◆ INFORMATION GIVEN ◆
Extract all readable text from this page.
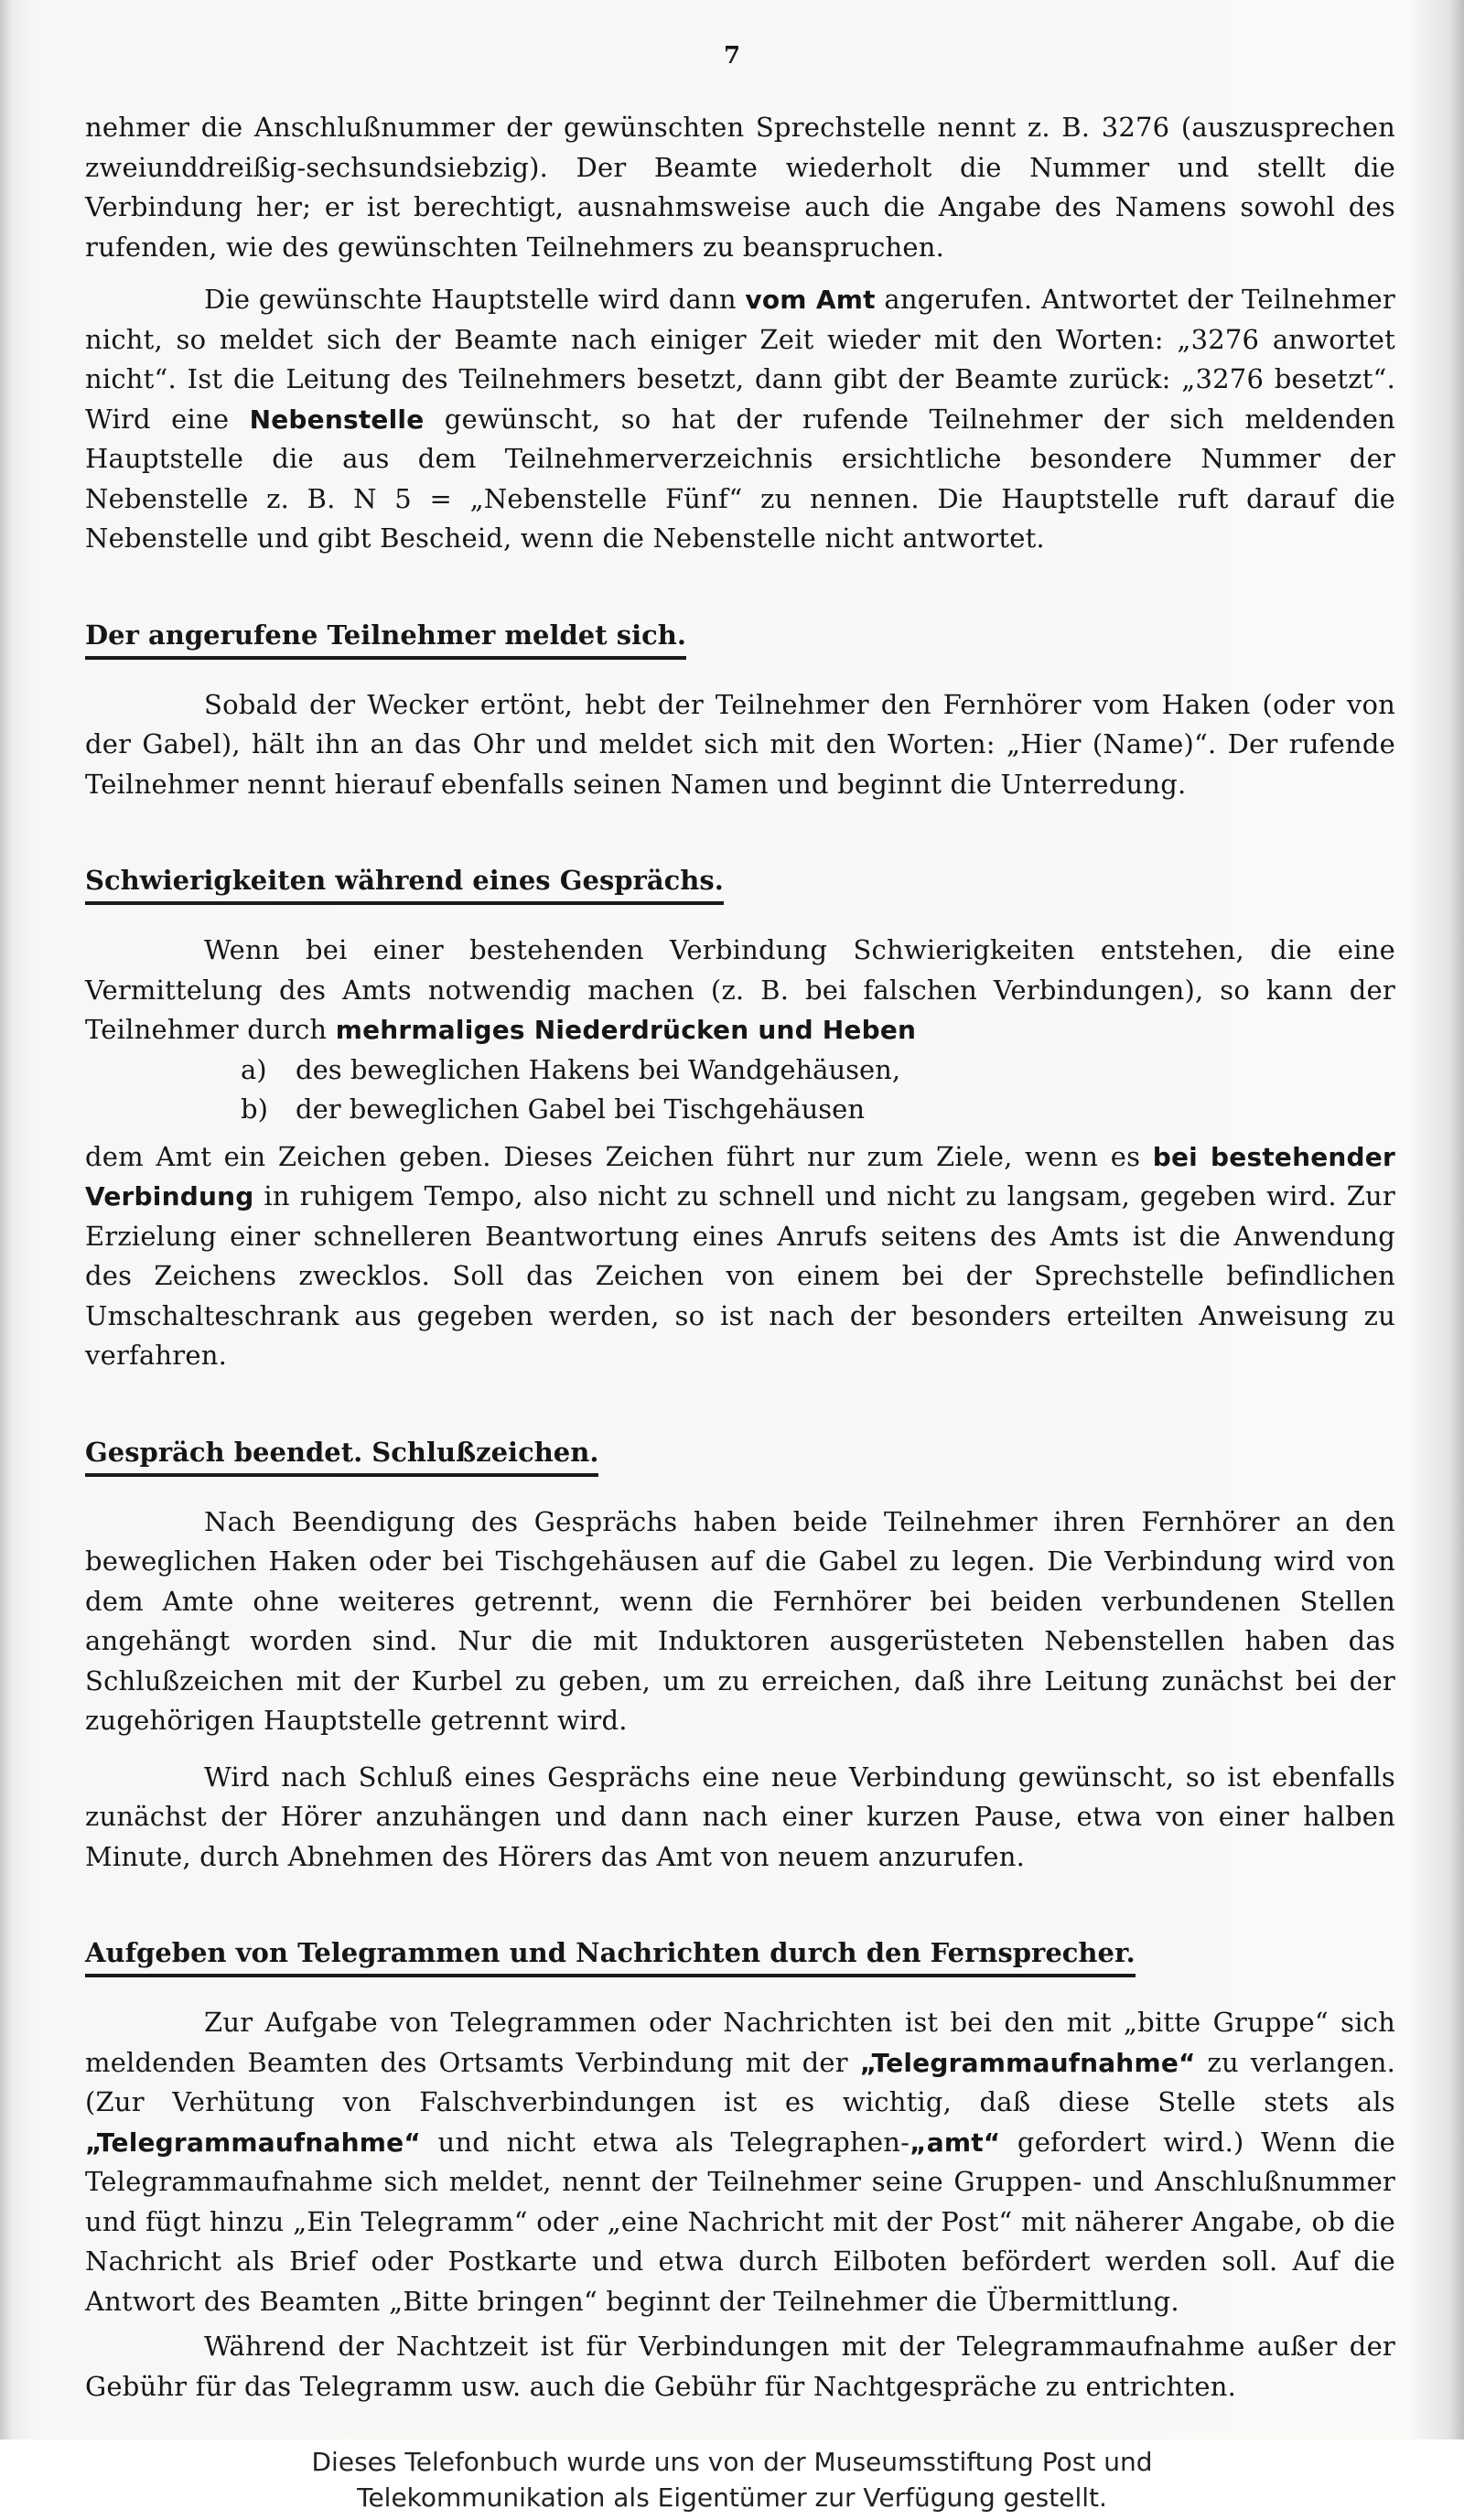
7

nehmer die Anschlußnummer der gewünschten Sprechstelle nennt z. B. 3276 (auszusprechen zweiunddreißig-sechsundsiebzig). Der Beamte wiederholt die Nummer und stellt die Verbindung her; er ist berechtigt, ausnahmsweise auch die Angabe des Namens sowohl des rufenden, wie des gewünschten Teilnehmers zu beanspruchen.

Die gewünschte Hauptstelle wird dann vom Amt angerufen. Antwortet der Teilnehmer nicht, so meldet sich der Beamte nach einiger Zeit wieder mit den Worten: „3276 anwortet nicht“. Ist die Leitung des Teilnehmers besetzt, dann gibt der Beamte zurück: „3276 besetzt“. Wird eine Nebenstelle gewünscht, so hat der rufende Teilnehmer der sich meldenden Hauptstelle die aus dem Teilnehmerverzeichnis ersichtliche besondere Nummer der Nebenstelle z. B. N 5 = „Nebenstelle Fünf“ zu nennen. Die Hauptstelle ruft darauf die Nebenstelle und gibt Bescheid, wenn die Nebenstelle nicht antwortet.

Der angerufene Teilnehmer meldet sich.

Sobald der Wecker ertönt, hebt der Teilnehmer den Fernhörer vom Haken (oder von der Gabel), hält ihn an das Ohr und meldet sich mit den Worten: „Hier (Name)“. Der rufende Teilnehmer nennt hierauf ebenfalls seinen Namen und beginnt die Unterredung.

Schwierigkeiten während eines Gesprächs.

Wenn bei einer bestehenden Verbindung Schwierigkeiten entstehen, die eine Vermittelung des Amts notwendig machen (z. B. bei falschen Verbindungen), so kann der Teilnehmer durch mehrmaliges Niederdrücken und Heben

a)	des beweglichen Hakens bei Wandgehäusen,
b)	der beweglichen Gabel bei Tischgehäusen

dem Amt ein Zeichen geben. Dieses Zeichen führt nur zum Ziele, wenn es bei bestehender Verbindung in ruhigem Tempo, also nicht zu schnell und nicht zu langsam, gegeben wird. Zur Erzielung einer schnelleren Beantwortung eines Anrufs seitens des Amts ist die Anwendung des Zeichens zwecklos. Soll das Zeichen von einem bei der Sprechstelle befindlichen Umschalteschrank aus gegeben werden, so ist nach der besonders erteilten Anweisung zu verfahren.

Gespräch beendet. Schlußzeichen.

Nach Beendigung des Gesprächs haben beide Teilnehmer ihren Fernhörer an den beweglichen Haken oder bei Tischgehäusen auf die Gabel zu legen. Die Verbindung wird von dem Amte ohne weiteres getrennt, wenn die Fernhörer bei beiden verbundenen Stellen angehängt worden sind. Nur die mit Induktoren ausgerüsteten Nebenstellen haben das Schlußzeichen mit der Kurbel zu geben, um zu erreichen, daß ihre Leitung zunächst bei der zugehörigen Hauptstelle getrennt wird.

Wird nach Schluß eines Gesprächs eine neue Verbindung gewünscht, so ist ebenfalls zunächst der Hörer anzuhängen und dann nach einer kurzen Pause, etwa von einer halben Minute, durch Abnehmen des Hörers das Amt von neuem anzurufen.

Aufgeben von Telegrammen und Nachrichten durch den Fernsprecher.

Zur Aufgabe von Telegrammen oder Nachrichten ist bei den mit „bitte Gruppe“ sich meldenden Beamten des Ortsamts Verbindung mit der „Telegrammaufnahme“ zu verlangen. (Zur Verhütung von Falschverbindungen ist es wichtig, daß diese Stelle stets als „Telegrammaufnahme“ und nicht etwa als Telegraphen-„amt“ gefordert wird.) Wenn die Telegrammaufnahme sich meldet, nennt der Teilnehmer seine Gruppen- und Anschlußnummer und fügt hinzu „Ein Telegramm“ oder „eine Nachricht mit der Post“ mit näherer Angabe, ob die Nachricht als Brief oder Postkarte und etwa durch Eilboten befördert werden soll. Auf die Antwort des Beamten „Bitte bringen“ beginnt der Teilnehmer die Übermittlung.

Während der Nachtzeit ist für Verbindungen mit der Telegrammaufnahme außer der Gebühr für das Telegramm usw. auch die Gebühr für Nachtgespräche zu entrichten.

Dieses Telefonbuch wurde uns von der Museumsstiftung Post und
Telekommunikation als Eigentümer zur Verfügung gestellt.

◆ GIVEN REQUEST ◆
Copy out each line that contains the word "Sprechstelle".

◆ RESPONSE BELOW ◆
nehmer die Anschlußnummer der gewünschten Sprechstelle nennt z. B. 3276 (auszusprechen zweiunddreißig-sechsundsiebzig). Der Beamte wiederholt die Nummer und stellt die Verbindung her; er ist berechtigt, ausnahmsweise auch die Angabe des Namens sowohl des rufenden, wie des gewünschten Teilnehmers zu beanspruchen.
dem Amt ein Zeichen geben. Dieses Zeichen führt nur zum Ziele, wenn es bei bestehender Verbindung in ruhigem Tempo, also nicht zu schnell und nicht zu langsam, gegeben wird. Zur Erzielung einer schnelleren Beantwortung eines Anrufs seitens des Amts ist die Anwendung des Zeichens zwecklos. Soll das Zeichen von einem bei der Sprechstelle befindlichen Umschalteschrank aus gegeben werden, so ist nach der besonders erteilten Anweisung zu verfahren.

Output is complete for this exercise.